### ITEMS
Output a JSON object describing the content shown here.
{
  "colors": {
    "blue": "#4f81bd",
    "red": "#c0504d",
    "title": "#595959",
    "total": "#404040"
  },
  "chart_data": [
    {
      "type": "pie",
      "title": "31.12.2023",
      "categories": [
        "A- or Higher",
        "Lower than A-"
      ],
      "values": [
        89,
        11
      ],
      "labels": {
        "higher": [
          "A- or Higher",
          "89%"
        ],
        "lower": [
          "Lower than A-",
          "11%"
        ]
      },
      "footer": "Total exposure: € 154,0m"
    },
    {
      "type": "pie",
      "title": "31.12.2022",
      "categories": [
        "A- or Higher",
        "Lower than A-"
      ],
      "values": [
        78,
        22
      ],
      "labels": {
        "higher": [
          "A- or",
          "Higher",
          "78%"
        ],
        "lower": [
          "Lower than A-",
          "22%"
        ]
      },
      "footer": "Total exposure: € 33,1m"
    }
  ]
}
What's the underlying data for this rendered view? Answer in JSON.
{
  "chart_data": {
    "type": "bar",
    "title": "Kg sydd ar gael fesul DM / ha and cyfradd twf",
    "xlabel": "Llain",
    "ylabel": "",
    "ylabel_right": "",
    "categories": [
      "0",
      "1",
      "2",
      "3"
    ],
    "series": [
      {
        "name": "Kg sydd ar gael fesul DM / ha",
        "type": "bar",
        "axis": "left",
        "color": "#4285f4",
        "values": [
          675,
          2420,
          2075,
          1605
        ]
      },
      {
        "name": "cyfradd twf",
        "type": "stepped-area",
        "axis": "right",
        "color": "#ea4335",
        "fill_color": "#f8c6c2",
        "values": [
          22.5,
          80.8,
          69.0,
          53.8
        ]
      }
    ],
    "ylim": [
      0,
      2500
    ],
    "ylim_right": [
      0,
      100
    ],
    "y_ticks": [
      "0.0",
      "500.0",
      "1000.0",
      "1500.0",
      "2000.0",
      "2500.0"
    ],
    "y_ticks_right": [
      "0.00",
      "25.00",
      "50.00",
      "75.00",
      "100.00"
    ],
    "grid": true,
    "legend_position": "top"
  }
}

### GIVEN TASK
Which lines hold the word "name"? Copy all of them.

### FULL SOLUTION
        "name": "Kg sydd ar gael fesul DM / ha",
        "name": "cyfradd twf",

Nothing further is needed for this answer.